:: PROBLEM ::
Extract all lines from the data beneath that include the word "this".

─── TASK DATA

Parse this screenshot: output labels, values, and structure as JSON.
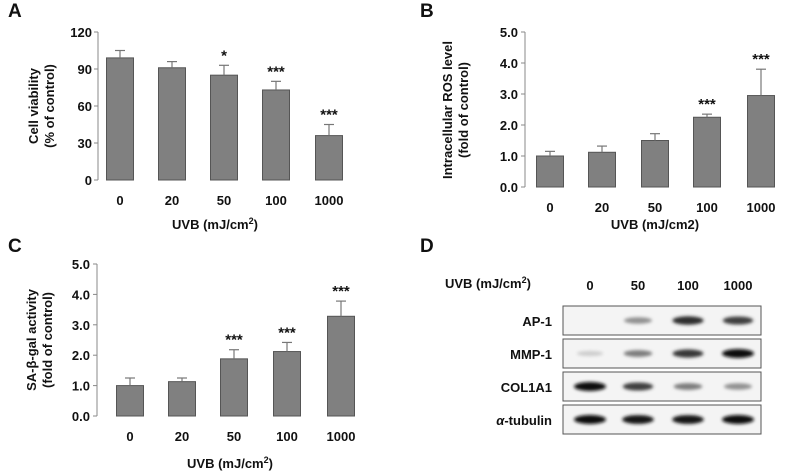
{
  "colors": {
    "bar": "#808080",
    "bar_edge": "#555555",
    "axis": "#888888",
    "text": "#111111",
    "sig": "#222222"
  },
  "chart_data": [
    {
      "panel": "A",
      "type": "bar",
      "categories": [
        "0",
        "20",
        "50",
        "100",
        "1000"
      ],
      "values": [
        99,
        91,
        85,
        73,
        36
      ],
      "errors": [
        6,
        5,
        8,
        7,
        9
      ],
      "significance": [
        "",
        "",
        "*",
        "***",
        "***"
      ],
      "ylim": [
        0,
        120
      ],
      "yticks": [
        "0",
        "30",
        "60",
        "90",
        "120"
      ],
      "ylabel_lines": [
        "Cell viability",
        "(% of control)"
      ],
      "xlabel": "UVB (mJ/cm",
      "xlabel_sup": "2",
      "xlabel_tail": ")"
    },
    {
      "panel": "B",
      "type": "bar",
      "categories": [
        "0",
        "20",
        "50",
        "100",
        "1000"
      ],
      "values": [
        1.0,
        1.12,
        1.5,
        2.25,
        2.95
      ],
      "errors": [
        0.15,
        0.2,
        0.22,
        0.1,
        0.85
      ],
      "significance": [
        "",
        "",
        "",
        "***",
        "***"
      ],
      "ylim": [
        0,
        5
      ],
      "yticks": [
        "0.0",
        "1.0",
        "2.0",
        "3.0",
        "4.0",
        "5.0"
      ],
      "ylabel_lines": [
        "Intracellular ROS level",
        "(fold of control)"
      ],
      "xlabel": "UVB (mJ/cm2)",
      "xlabel_sup": "",
      "xlabel_tail": ""
    },
    {
      "panel": "C",
      "type": "bar",
      "categories": [
        "0",
        "20",
        "50",
        "100",
        "1000"
      ],
      "values": [
        1.0,
        1.13,
        1.88,
        2.12,
        3.28
      ],
      "errors": [
        0.25,
        0.12,
        0.3,
        0.3,
        0.5
      ],
      "significance": [
        "",
        "",
        "***",
        "***",
        "***"
      ],
      "ylim": [
        0,
        5
      ],
      "yticks": [
        "0.0",
        "1.0",
        "2.0",
        "3.0",
        "4.0",
        "5.0"
      ],
      "ylabel_lines": [
        "SA-β-gal activity",
        "(fold of control)"
      ],
      "xlabel": "UVB  (mJ/cm",
      "xlabel_sup": "2",
      "xlabel_tail": ")"
    }
  ],
  "panel_d": {
    "letter": "D",
    "header_label": "UVB (mJ/cm",
    "header_sup": "2",
    "header_tail": ")",
    "doses": [
      "0",
      "50",
      "100",
      "1000"
    ],
    "blots": [
      {
        "label": "AP-1",
        "intensities": [
          0.02,
          0.35,
          0.85,
          0.75
        ]
      },
      {
        "label": "MMP-1",
        "intensities": [
          0.05,
          0.45,
          0.8,
          1.0
        ]
      },
      {
        "label": "COL1A1",
        "intensities": [
          1.0,
          0.75,
          0.45,
          0.35
        ]
      },
      {
        "label": "α-tubulin",
        "label_italic": "α",
        "label_rest": "-tubulin",
        "intensities": [
          1.0,
          0.95,
          0.95,
          1.0
        ]
      }
    ]
  }
}
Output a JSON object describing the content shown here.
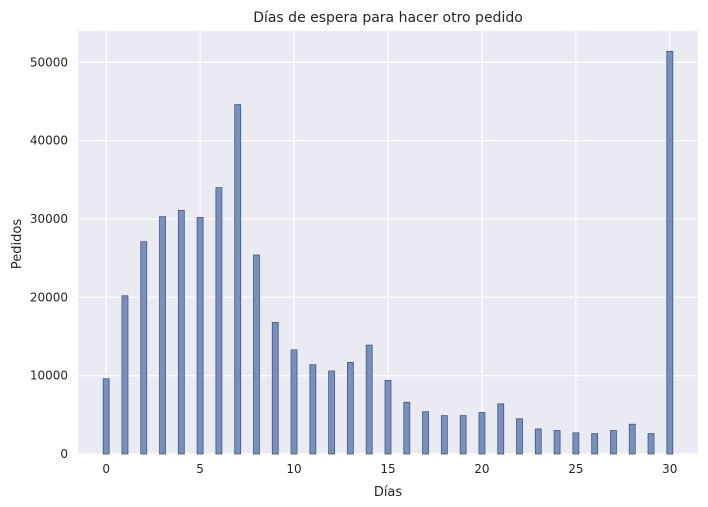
{
  "chart_data": {
    "type": "bar",
    "title": "Días de espera para hacer otro pedido",
    "xlabel": "Días",
    "ylabel": "Pedidos",
    "xlim": [
      -1.5,
      31.5
    ],
    "ylim": [
      0,
      54000
    ],
    "xticks": [
      0,
      5,
      10,
      15,
      20,
      25,
      30
    ],
    "yticks": [
      0,
      10000,
      20000,
      30000,
      40000,
      50000
    ],
    "grid": true,
    "colors": {
      "bar_fill": "#7890bf",
      "bar_edge": "#4a5670",
      "background": "#eaeaf2",
      "grid": "#ffffff"
    },
    "x": [
      0,
      1,
      2,
      3,
      4,
      5,
      6,
      7,
      8,
      9,
      10,
      11,
      12,
      13,
      14,
      15,
      16,
      17,
      18,
      19,
      20,
      21,
      22,
      23,
      24,
      25,
      26,
      27,
      28,
      29,
      30
    ],
    "values": [
      9600,
      20200,
      27100,
      30300,
      31100,
      30200,
      34000,
      44600,
      25400,
      16800,
      13300,
      11400,
      10600,
      11700,
      13900,
      9400,
      6600,
      5400,
      4900,
      4900,
      5300,
      6400,
      4500,
      3200,
      3000,
      2700,
      2600,
      3000,
      3800,
      2600,
      51400
    ]
  }
}
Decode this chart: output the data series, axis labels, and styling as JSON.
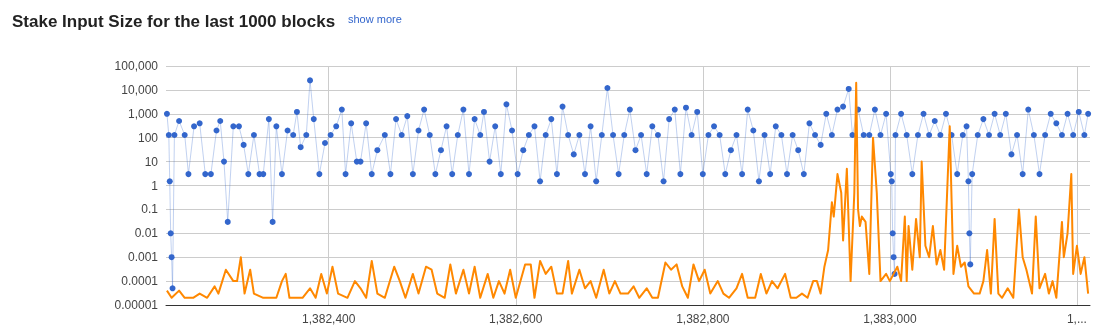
{
  "chart_data": {
    "type": "line",
    "title": "Stake Input Size for the last 1000 blocks",
    "annotations": [
      "show more"
    ],
    "log": "y",
    "grid": true,
    "xlim": [
      1382226,
      1383214
    ],
    "xticks": [
      {
        "value": 1382400,
        "label": "1,382,400"
      },
      {
        "value": 1382600,
        "label": "1,382,600"
      },
      {
        "value": 1382800,
        "label": "1,382,800"
      },
      {
        "value": 1383000,
        "label": "1,383,000"
      },
      {
        "value": 1383200,
        "label": "1,..."
      }
    ],
    "ylim": [
      1e-05,
      100000
    ],
    "yticks": [
      {
        "value": 1e-05,
        "label": "0.00001"
      },
      0.0001,
      0.001,
      0.01,
      0.1,
      1,
      10,
      100,
      {
        "value": 1000,
        "label": "1,000"
      },
      {
        "value": 10000,
        "label": "10,000"
      },
      {
        "value": 100000,
        "label": "100,000"
      }
    ],
    "series": [
      {
        "color": "#3366cc",
        "marker": "circle",
        "x": [
          1382227,
          1382229,
          1382230,
          1382231,
          1382232,
          1382233,
          1382235,
          1382240,
          1382246,
          1382250,
          1382256,
          1382262,
          1382268,
          1382274,
          1382280,
          1382284,
          1382288,
          1382292,
          1382298,
          1382304,
          1382309,
          1382314,
          1382320,
          1382326,
          1382330,
          1382336,
          1382340,
          1382344,
          1382350,
          1382356,
          1382362,
          1382366,
          1382370,
          1382376,
          1382380,
          1382384,
          1382390,
          1382396,
          1382402,
          1382408,
          1382414,
          1382418,
          1382424,
          1382430,
          1382434,
          1382440,
          1382446,
          1382452,
          1382460,
          1382466,
          1382472,
          1382478,
          1382484,
          1382490,
          1382496,
          1382502,
          1382508,
          1382514,
          1382520,
          1382526,
          1382532,
          1382538,
          1382544,
          1382550,
          1382556,
          1382562,
          1382566,
          1382572,
          1382578,
          1382584,
          1382590,
          1382596,
          1382602,
          1382608,
          1382614,
          1382620,
          1382626,
          1382632,
          1382638,
          1382644,
          1382650,
          1382656,
          1382662,
          1382668,
          1382674,
          1382680,
          1382686,
          1382692,
          1382698,
          1382704,
          1382710,
          1382716,
          1382722,
          1382728,
          1382734,
          1382740,
          1382746,
          1382752,
          1382758,
          1382764,
          1382770,
          1382776,
          1382782,
          1382788,
          1382794,
          1382800,
          1382806,
          1382812,
          1382818,
          1382824,
          1382830,
          1382836,
          1382842,
          1382848,
          1382854,
          1382860,
          1382866,
          1382872,
          1382878,
          1382884,
          1382890,
          1382896,
          1382902,
          1382908,
          1382914,
          1382920,
          1382926,
          1382932,
          1382938,
          1382944,
          1382950,
          1382956,
          1382960,
          1382966,
          1382972,
          1382978,
          1382984,
          1382990,
          1382996,
          1383001,
          1383002,
          1383003,
          1383004,
          1383005,
          1383006,
          1383012,
          1383018,
          1383024,
          1383030,
          1383036,
          1383042,
          1383048,
          1383054,
          1383060,
          1383066,
          1383072,
          1383078,
          1383082,
          1383084,
          1383085,
          1383086,
          1383088,
          1383094,
          1383100,
          1383106,
          1383112,
          1383118,
          1383124,
          1383130,
          1383136,
          1383142,
          1383148,
          1383154,
          1383160,
          1383166,
          1383172,
          1383178,
          1383184,
          1383190,
          1383196,
          1383202,
          1383208,
          1383212
        ],
        "values": [
          1000,
          130,
          1.5,
          0.01,
          0.001,
          5e-05,
          130,
          500,
          130,
          3,
          300,
          400,
          3,
          3,
          200,
          500,
          10,
          0.03,
          300,
          300,
          50,
          3,
          130,
          3,
          3,
          600,
          0.03,
          300,
          3,
          200,
          130,
          1200,
          40,
          130,
          25000,
          600,
          3,
          60,
          130,
          300,
          1500,
          3,
          400,
          10,
          10,
          400,
          3,
          30,
          130,
          3,
          600,
          130,
          800,
          3,
          200,
          1500,
          130,
          3,
          30,
          300,
          3,
          130,
          1500,
          3,
          600,
          130,
          1200,
          10,
          300,
          3,
          2500,
          200,
          3,
          30,
          130,
          300,
          1.5,
          130,
          600,
          3,
          2000,
          130,
          20,
          130,
          3,
          300,
          1.5,
          130,
          12000,
          130,
          3,
          130,
          1500,
          30,
          130,
          3,
          300,
          130,
          1.5,
          600,
          1500,
          3,
          1800,
          130,
          1200,
          3,
          130,
          300,
          130,
          3,
          30,
          130,
          3,
          1500,
          200,
          1.5,
          130,
          3,
          300,
          130,
          3,
          130,
          30,
          3,
          400,
          130,
          50,
          1000,
          130,
          1500,
          2000,
          11000,
          130,
          1500,
          130,
          130,
          1500,
          130,
          1000,
          3,
          1.5,
          0.01,
          0.001,
          0.0002,
          130,
          1000,
          130,
          3,
          130,
          1000,
          130,
          500,
          130,
          1000,
          130,
          3,
          130,
          300,
          1.5,
          0.01,
          0.0005,
          3,
          130,
          600,
          130,
          1000,
          130,
          1000,
          20,
          130,
          3,
          1500,
          130,
          3,
          130,
          1000,
          400,
          130,
          1000,
          130,
          1200,
          130,
          1000
        ]
      },
      {
        "color": "#ff8800",
        "marker": "none",
        "x": [
          1382227,
          1382232,
          1382240,
          1382246,
          1382255,
          1382262,
          1382270,
          1382278,
          1382282,
          1382290,
          1382298,
          1382302,
          1382306,
          1382310,
          1382316,
          1382320,
          1382330,
          1382344,
          1382350,
          1382354,
          1382358,
          1382372,
          1382380,
          1382386,
          1382392,
          1382398,
          1382404,
          1382410,
          1382420,
          1382428,
          1382434,
          1382440,
          1382446,
          1382452,
          1382460,
          1382470,
          1382476,
          1382482,
          1382490,
          1382496,
          1382504,
          1382510,
          1382516,
          1382524,
          1382530,
          1382536,
          1382544,
          1382550,
          1382556,
          1382562,
          1382570,
          1382576,
          1382582,
          1382588,
          1382594,
          1382600,
          1382610,
          1382616,
          1382620,
          1382626,
          1382632,
          1382638,
          1382644,
          1382650,
          1382656,
          1382660,
          1382668,
          1382674,
          1382680,
          1382686,
          1382694,
          1382700,
          1382706,
          1382712,
          1382720,
          1382726,
          1382732,
          1382740,
          1382746,
          1382752,
          1382760,
          1382766,
          1382772,
          1382778,
          1382784,
          1382790,
          1382796,
          1382802,
          1382808,
          1382816,
          1382822,
          1382828,
          1382836,
          1382842,
          1382848,
          1382856,
          1382862,
          1382868,
          1382874,
          1382880,
          1382888,
          1382894,
          1382900,
          1382906,
          1382912,
          1382918,
          1382922,
          1382926,
          1382930,
          1382934,
          1382938,
          1382940,
          1382944,
          1382948,
          1382950,
          1382954,
          1382958,
          1382962,
          1382964,
          1382966,
          1382968,
          1382970,
          1382974,
          1382978,
          1382982,
          1382986,
          1382990,
          1382996,
          1383000,
          1383004,
          1383008,
          1383012,
          1383016,
          1383018,
          1383020,
          1383024,
          1383028,
          1383032,
          1383034,
          1383038,
          1383042,
          1383046,
          1383050,
          1383054,
          1383058,
          1383064,
          1383068,
          1383072,
          1383076,
          1383080,
          1383084,
          1383090,
          1383096,
          1383100,
          1383104,
          1383108,
          1383112,
          1383116,
          1383120,
          1383126,
          1383132,
          1383138,
          1383142,
          1383146,
          1383152,
          1383156,
          1383160,
          1383166,
          1383170,
          1383174,
          1383178,
          1383184,
          1383186,
          1383190,
          1383194,
          1383196,
          1383200,
          1383204,
          1383208,
          1383212
        ],
        "values": [
          4e-05,
          2e-05,
          4e-05,
          2e-05,
          2e-05,
          3e-05,
          2e-05,
          6e-05,
          3e-05,
          0.0003,
          0.0001,
          0.0001,
          0.001,
          3e-05,
          0.0003,
          3e-05,
          2e-05,
          2e-05,
          0.0001,
          0.0002,
          2e-05,
          2e-05,
          5e-05,
          2e-05,
          0.0002,
          3e-05,
          0.0004,
          3e-05,
          2e-05,
          0.0001,
          5e-05,
          2e-05,
          0.0007,
          3e-05,
          2e-05,
          0.0004,
          0.0001,
          2e-05,
          0.0002,
          3e-05,
          0.0004,
          0.0003,
          3e-05,
          2e-05,
          0.0005,
          3e-05,
          0.0003,
          3e-05,
          0.0004,
          2e-05,
          0.0002,
          2e-05,
          0.0001,
          3e-05,
          0.0003,
          2e-05,
          0.0005,
          0.0005,
          2e-05,
          0.0007,
          0.0002,
          0.0004,
          3e-05,
          3e-05,
          0.0007,
          3e-05,
          0.0003,
          5e-05,
          0.0001,
          2e-05,
          0.0003,
          3e-05,
          0.0001,
          3e-05,
          3e-05,
          6e-05,
          2e-05,
          5e-05,
          2e-05,
          2e-05,
          0.0006,
          0.0003,
          0.0005,
          6e-05,
          2e-05,
          0.0005,
          0.0001,
          0.0003,
          3e-05,
          0.0001,
          3e-05,
          2e-05,
          5e-05,
          0.0002,
          2e-05,
          2e-05,
          0.0002,
          3e-05,
          0.0001,
          5e-05,
          0.0002,
          2e-05,
          2e-05,
          3e-05,
          2e-05,
          0.0001,
          0.0001,
          3e-05,
          0.0004,
          0.002,
          0.2,
          0.05,
          3,
          0.5,
          0.005,
          5,
          0.0001,
          0.5,
          20000,
          0.1,
          0.02,
          0.05,
          0.03,
          0.0002,
          100,
          0.5,
          0.0001,
          0.0002,
          0.0001,
          0.0002,
          0.0004,
          0.0001,
          0.05,
          0.0001,
          0.02,
          0.0003,
          0.04,
          0.001,
          10,
          0.003,
          0.001,
          0.02,
          0.0005,
          0.002,
          0.0003,
          300,
          0.0002,
          0.003,
          0.0004,
          0.0006,
          6e-05,
          3e-05,
          3e-05,
          0.0001,
          0.002,
          3e-05,
          0.04,
          3e-05,
          2e-05,
          5e-05,
          2e-05,
          0.1,
          0.001,
          0.0003,
          3e-05,
          0.05,
          5e-05,
          0.0002,
          3e-05,
          0.0001,
          2e-05,
          0.03,
          0.001,
          0.01,
          3,
          0.0002,
          0.003,
          0.0002,
          0.001,
          3e-05
        ]
      }
    ]
  }
}
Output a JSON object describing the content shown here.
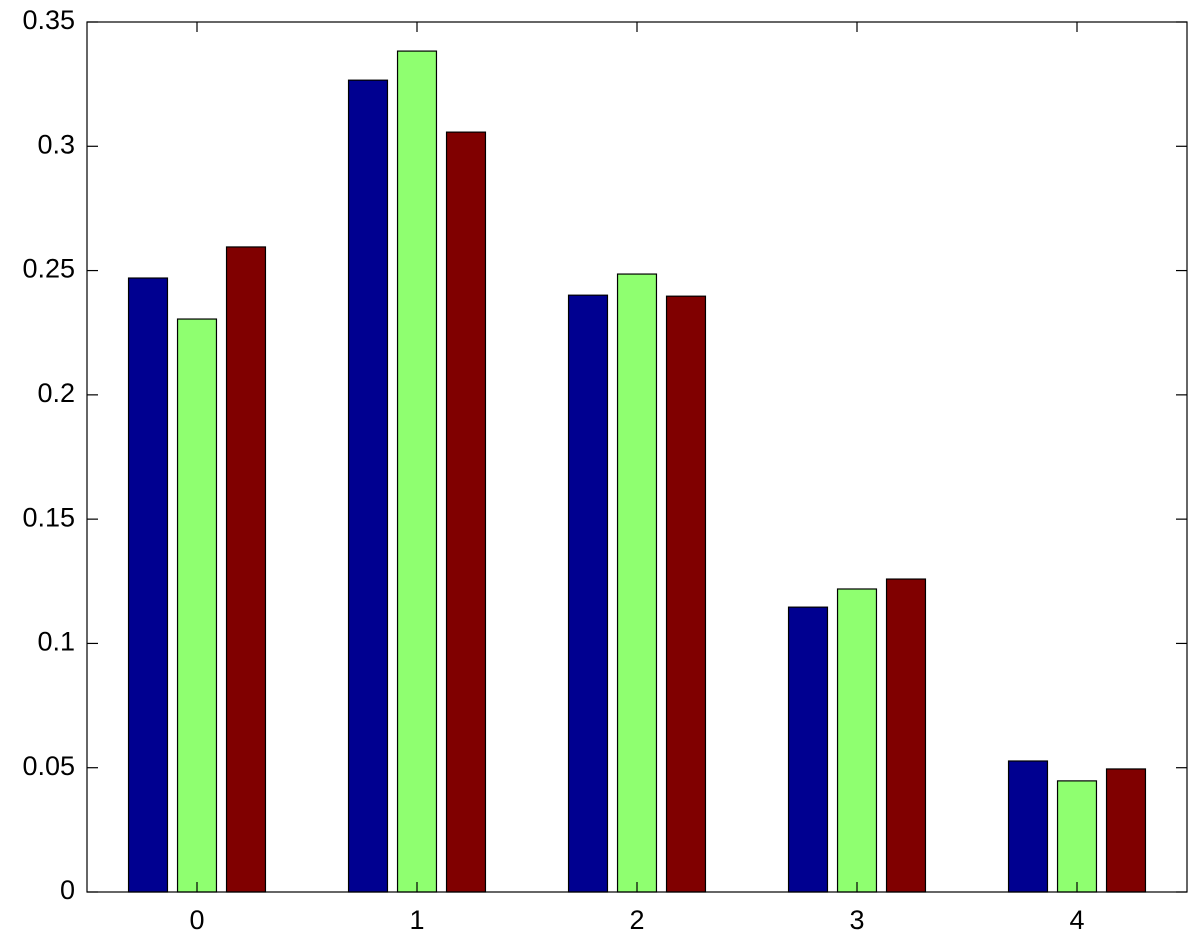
{
  "chart_data": {
    "type": "bar",
    "categories": [
      "0",
      "1",
      "2",
      "3",
      "4"
    ],
    "series": [
      {
        "color": "#000090",
        "values": [
          0.247,
          0.3266,
          0.2401,
          0.1146,
          0.0527
        ]
      },
      {
        "color": "#8fff70",
        "values": [
          0.2305,
          0.3383,
          0.2486,
          0.1219,
          0.0447
        ]
      },
      {
        "color": "#800000",
        "values": [
          0.2595,
          0.3057,
          0.2397,
          0.1259,
          0.0495
        ]
      }
    ],
    "ylim": [
      0,
      0.35
    ],
    "yticks": [
      0,
      0.05,
      0.1,
      0.15,
      0.2,
      0.25,
      0.3,
      0.35
    ],
    "grid": false
  }
}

──────

:: CORRECT RESULT ::
Parse this screenshot: output labels, values, and structure as JSON.
Decode this chart: output the data series, axis labels, and styling as JSON.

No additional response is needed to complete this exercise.